## EXERCISE OBJECTIVE
Write out each line word for word. Drop pictures.

## TASK MATERIAL
/---

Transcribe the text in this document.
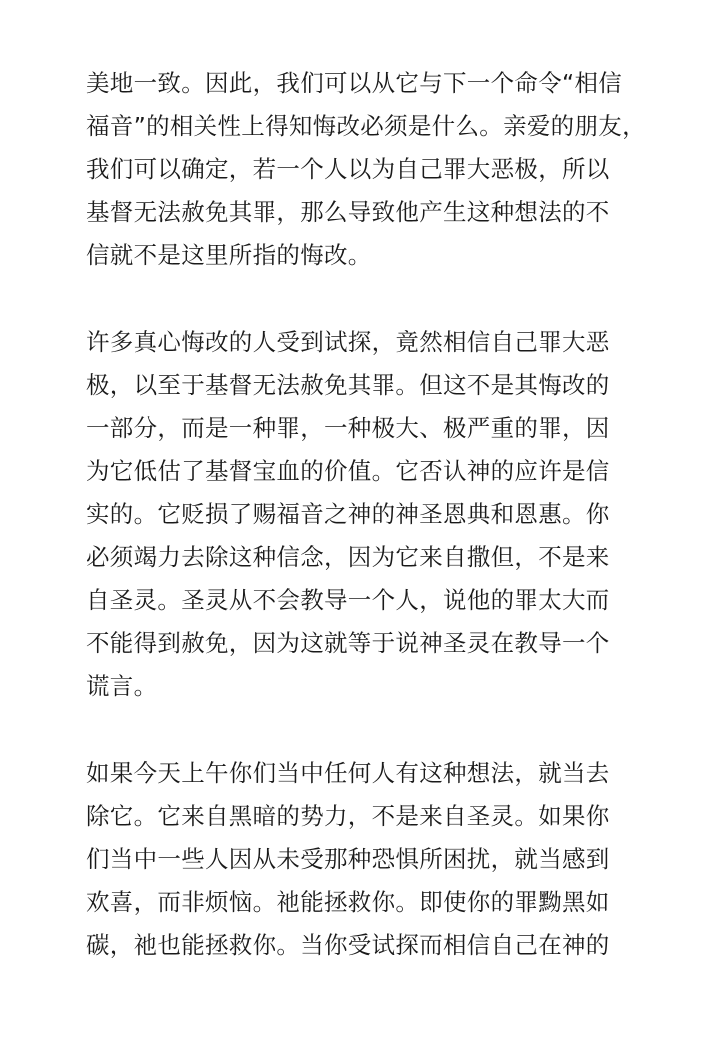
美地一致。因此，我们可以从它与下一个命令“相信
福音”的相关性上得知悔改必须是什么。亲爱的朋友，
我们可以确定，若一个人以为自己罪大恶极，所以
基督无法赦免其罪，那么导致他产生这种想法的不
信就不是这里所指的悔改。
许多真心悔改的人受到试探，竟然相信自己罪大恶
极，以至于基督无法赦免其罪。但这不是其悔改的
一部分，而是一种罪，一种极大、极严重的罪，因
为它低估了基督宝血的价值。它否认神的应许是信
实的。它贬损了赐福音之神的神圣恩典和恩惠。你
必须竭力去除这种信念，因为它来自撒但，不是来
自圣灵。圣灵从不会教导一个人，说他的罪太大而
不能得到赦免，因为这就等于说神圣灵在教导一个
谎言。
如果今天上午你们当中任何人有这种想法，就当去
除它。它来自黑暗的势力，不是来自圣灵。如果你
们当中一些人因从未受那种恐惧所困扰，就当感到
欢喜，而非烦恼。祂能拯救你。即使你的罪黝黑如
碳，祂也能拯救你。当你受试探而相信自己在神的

\---

## SOLVED PROBLEM
Transcribe the text in this document.
美地一致。因此，我们可以从它与下一个命令“相信
福音”的相关性上得知悔改必须是什么。亲爱的朋友，
我们可以确定，若一个人以为自己罪大恶极，所以
基督无法赦免其罪，那么导致他产生这种想法的不
信就不是这里所指的悔改。
许多真心悔改的人受到试探，竟然相信自己罪大恶
极，以至于基督无法赦免其罪。但这不是其悔改的
一部分，而是一种罪，一种极大、极严重的罪，因
为它低估了基督宝血的价值。它否认神的应许是信
实的。它贬损了赐福音之神的神圣恩典和恩惠。你
必须竭力去除这种信念，因为它来自撒但，不是来
自圣灵。圣灵从不会教导一个人，说他的罪太大而
不能得到赦免，因为这就等于说神圣灵在教导一个
谎言。
如果今天上午你们当中任何人有这种想法，就当去
除它。它来自黑暗的势力，不是来自圣灵。如果你
们当中一些人因从未受那种恐惧所困扰，就当感到
欢喜，而非烦恼。祂能拯救你。即使你的罪黝黑如
碳，祂也能拯救你。当你受试探而相信自己在神的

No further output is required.